Goal of the exercise -> Each line below must be set down exactly; omit any image you find.

Input data ->
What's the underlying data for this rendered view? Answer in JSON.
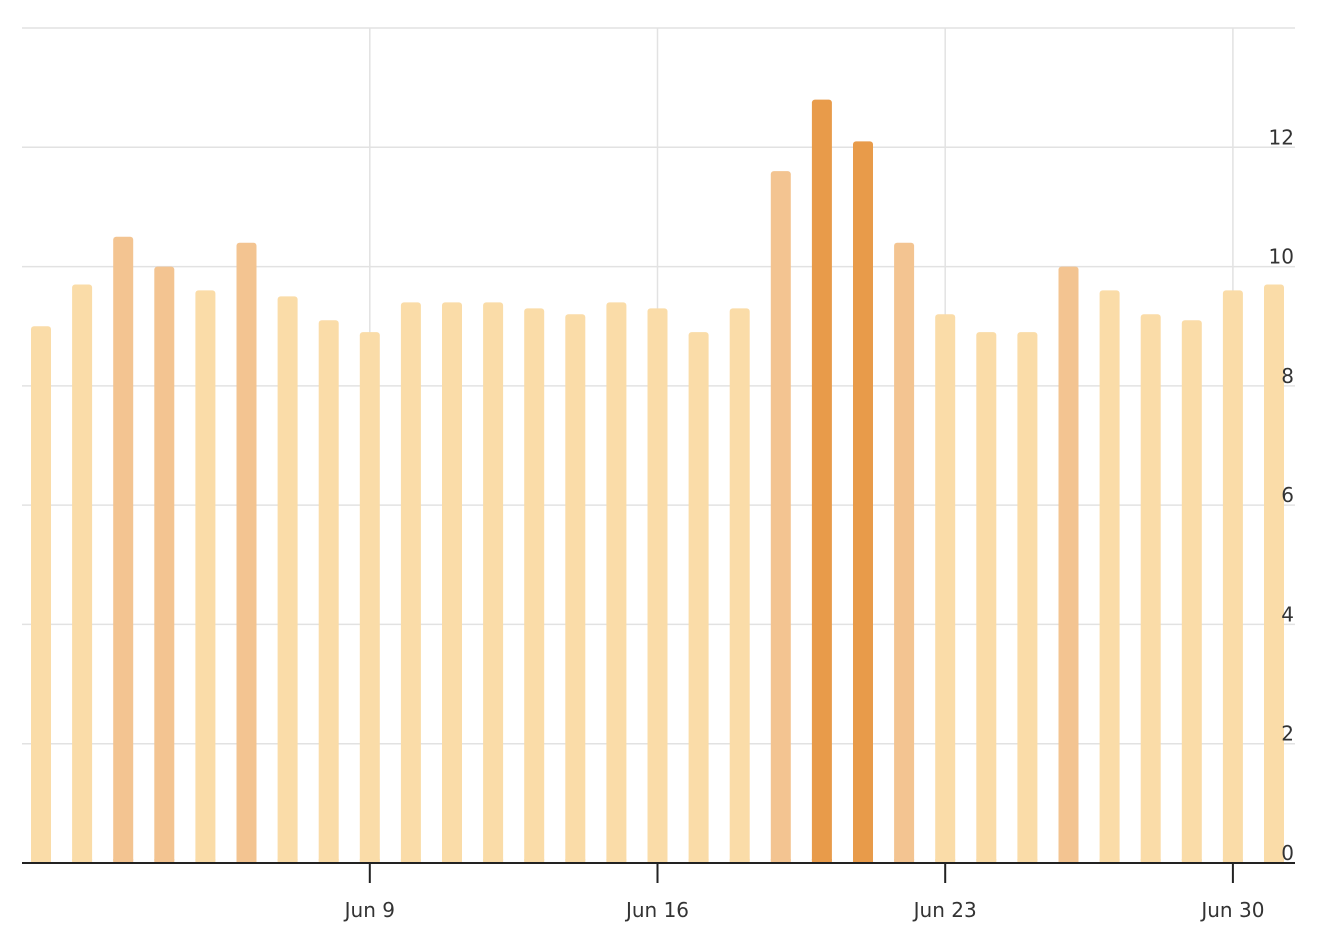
{
  "chart_data": {
    "type": "bar",
    "title": "",
    "xlabel": "",
    "ylabel": "",
    "x": [
      "2024-06-01",
      "2024-06-02",
      "2024-06-03",
      "2024-06-04",
      "2024-06-05",
      "2024-06-06",
      "2024-06-07",
      "2024-06-08",
      "2024-06-09",
      "2024-06-10",
      "2024-06-11",
      "2024-06-12",
      "2024-06-13",
      "2024-06-14",
      "2024-06-15",
      "2024-06-16",
      "2024-06-17",
      "2024-06-18",
      "2024-06-19",
      "2024-06-20",
      "2024-06-21",
      "2024-06-22",
      "2024-06-23",
      "2024-06-24",
      "2024-06-25",
      "2024-06-26",
      "2024-06-27",
      "2024-06-28",
      "2024-06-29",
      "2024-06-30",
      "2024-07-01"
    ],
    "values": [
      9.0,
      9.7,
      10.5,
      10.0,
      9.6,
      10.4,
      9.5,
      9.1,
      8.9,
      9.4,
      9.4,
      9.4,
      9.3,
      9.2,
      9.4,
      9.3,
      8.9,
      9.3,
      11.6,
      12.8,
      12.1,
      10.4,
      9.2,
      8.9,
      8.9,
      10.0,
      9.6,
      9.2,
      9.1,
      9.6,
      9.7
    ],
    "ylim": [
      0,
      14
    ],
    "yticks": [
      0,
      2,
      4,
      6,
      8,
      10,
      12
    ],
    "xticks": [
      {
        "date": "2024-06-09",
        "label": "Jun 9"
      },
      {
        "date": "2024-06-16",
        "label": "Jun 16"
      },
      {
        "date": "2024-06-23",
        "label": "Jun 23"
      },
      {
        "date": "2024-06-30",
        "label": "Jun 30"
      }
    ],
    "grid": true,
    "y_axis_position": "right",
    "color_scale": {
      "low": "#fadca8",
      "mid": "#f3c491",
      "high": "#e89b4a"
    }
  }
}
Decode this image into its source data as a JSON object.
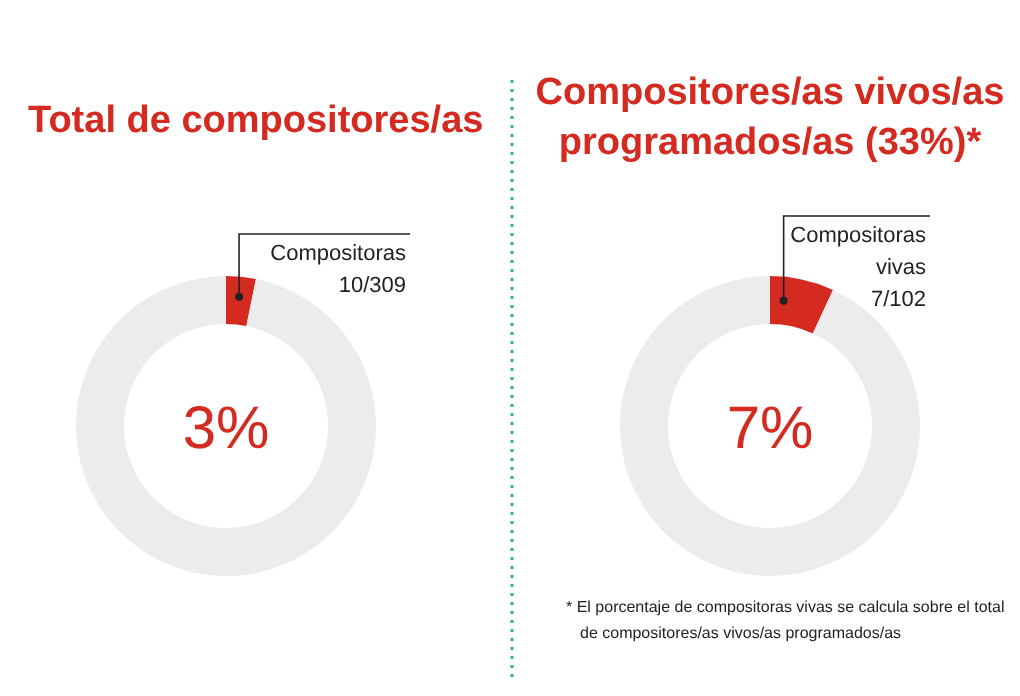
{
  "chart_data": [
    {
      "type": "donut",
      "title": "Total de compositores/as",
      "categories": [
        null,
        null
      ],
      "values": [
        3.2,
        96.8
      ],
      "colors": [
        "#d42a20",
        "#ececec"
      ],
      "annotations": [
        "Compositoras\n10/309",
        "3%"
      ]
    },
    {
      "type": "donut",
      "title": "Compositores/as vivos/as\nprogramados/as (33%)*",
      "categories": [
        null,
        null
      ],
      "values": [
        6.9,
        93.1
      ],
      "colors": [
        "#d42a20",
        "#ececec"
      ],
      "annotations": [
        "Compositoras\nvivas\n7/102",
        "7%",
        "* El porcentaje de compositoras vivas se calcula sobre el total\nde compositores/as vivos/as programados/as"
      ]
    }
  ]
}
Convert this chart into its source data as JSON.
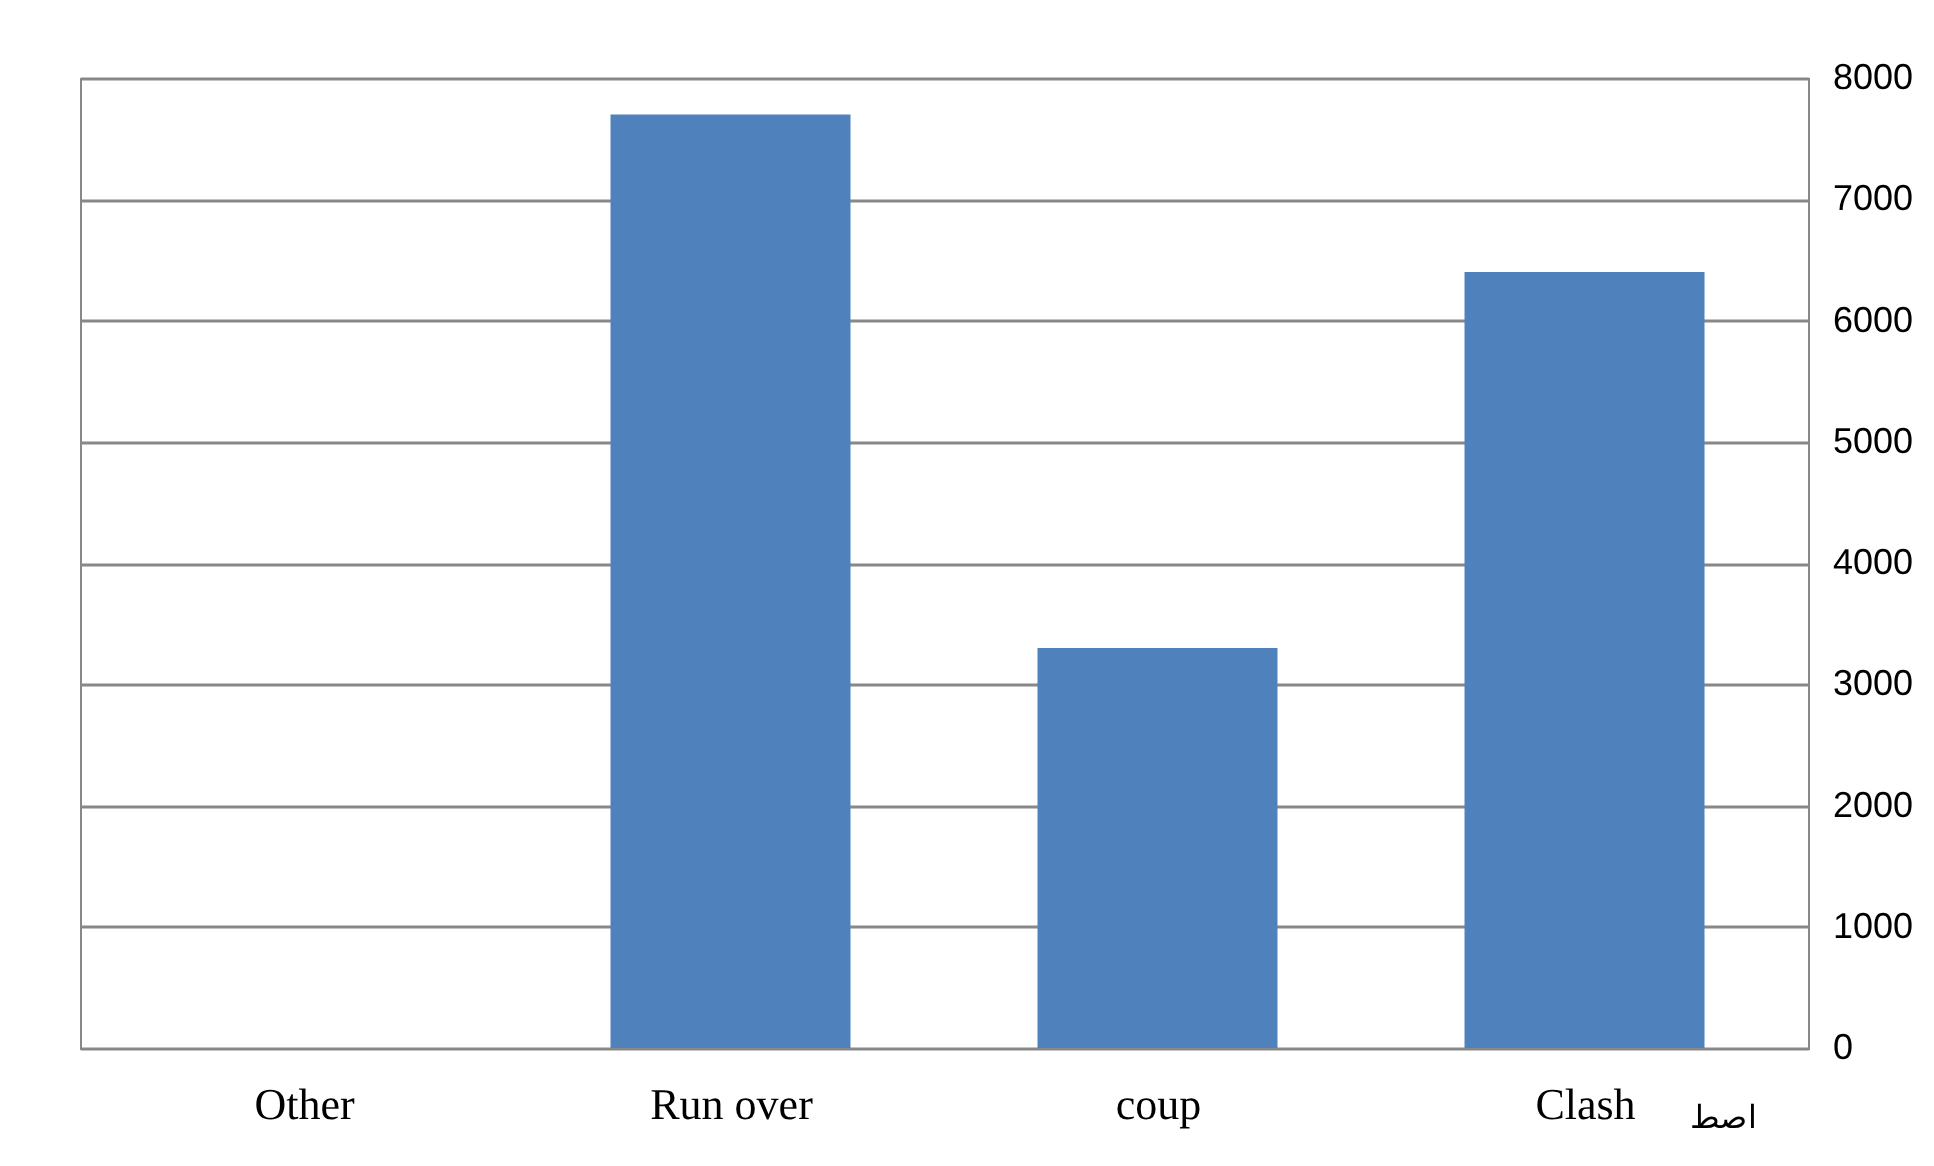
{
  "chart_data": {
    "type": "bar",
    "categories": [
      "Other",
      "Run over",
      "coup",
      "Clash"
    ],
    "values": [
      0,
      7700,
      3300,
      6400
    ],
    "color": "#4f81bd",
    "ylim": [
      0,
      8000
    ],
    "yticks": [
      0,
      1000,
      2000,
      3000,
      4000,
      5000,
      6000,
      7000,
      8000
    ],
    "grid": "y",
    "annotations": [
      "اصط"
    ]
  }
}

Full response ->
What's the underlying data for this rendered view? Answer in JSON.
{
  "chart_data": {
    "type": "bar",
    "title": "",
    "xlabel": "",
    "ylabel": "",
    "x": [
      "2024-06-01",
      "2024-06-02",
      "2024-06-03",
      "2024-06-04",
      "2024-06-05",
      "2024-06-06",
      "2024-06-07",
      "2024-06-08",
      "2024-06-09",
      "2024-06-10",
      "2024-06-11",
      "2024-06-12",
      "2024-06-13",
      "2024-06-14",
      "2024-06-15",
      "2024-06-16",
      "2024-06-17",
      "2024-06-18",
      "2024-06-19",
      "2024-06-20",
      "2024-06-21",
      "2024-06-22",
      "2024-06-23",
      "2024-06-24",
      "2024-06-25",
      "2024-06-26",
      "2024-06-27",
      "2024-06-28",
      "2024-06-29",
      "2024-06-30",
      "2024-07-01"
    ],
    "values": [
      9.0,
      9.7,
      10.5,
      10.0,
      9.6,
      10.4,
      9.5,
      9.1,
      8.9,
      9.4,
      9.4,
      9.4,
      9.3,
      9.2,
      9.4,
      9.3,
      8.9,
      9.3,
      11.6,
      12.8,
      12.1,
      10.4,
      9.2,
      8.9,
      8.9,
      10.0,
      9.6,
      9.2,
      9.1,
      9.6,
      9.7
    ],
    "ylim": [
      0,
      14
    ],
    "yticks": [
      0,
      2,
      4,
      6,
      8,
      10,
      12
    ],
    "xticks": [
      {
        "date": "2024-06-09",
        "label": "Jun 9"
      },
      {
        "date": "2024-06-16",
        "label": "Jun 16"
      },
      {
        "date": "2024-06-23",
        "label": "Jun 23"
      },
      {
        "date": "2024-06-30",
        "label": "Jun 30"
      }
    ],
    "grid": true,
    "y_axis_position": "right",
    "color_scale": {
      "low": "#fadca8",
      "mid": "#f3c491",
      "high": "#e89b4a"
    }
  }
}
Decode this image into its source data as a JSON object.
{
  "chart_data": [
    {
      "type": "donut",
      "title": "Total de compositores/as",
      "categories": [
        null,
        null
      ],
      "values": [
        3.2,
        96.8
      ],
      "colors": [
        "#d42a20",
        "#ececec"
      ],
      "annotations": [
        "Compositoras\n10/309",
        "3%"
      ]
    },
    {
      "type": "donut",
      "title": "Compositores/as vivos/as\nprogramados/as (33%)*",
      "categories": [
        null,
        null
      ],
      "values": [
        6.9,
        93.1
      ],
      "colors": [
        "#d42a20",
        "#ececec"
      ],
      "annotations": [
        "Compositoras\nvivas\n7/102",
        "7%",
        "* El porcentaje de compositoras vivas se calcula sobre el total\nde compositores/as vivos/as programados/as"
      ]
    }
  ]
}
Convert this chart into its source data as JSON.
{
  "chart_data": {
    "type": "bar",
    "categories": [
      "Other",
      "Run over",
      "coup",
      "Clash"
    ],
    "values": [
      0,
      7700,
      3300,
      6400
    ],
    "color": "#4f81bd",
    "ylim": [
      0,
      8000
    ],
    "yticks": [
      0,
      1000,
      2000,
      3000,
      4000,
      5000,
      6000,
      7000,
      8000
    ],
    "grid": "y",
    "annotations": [
      "اصط"
    ]
  }
}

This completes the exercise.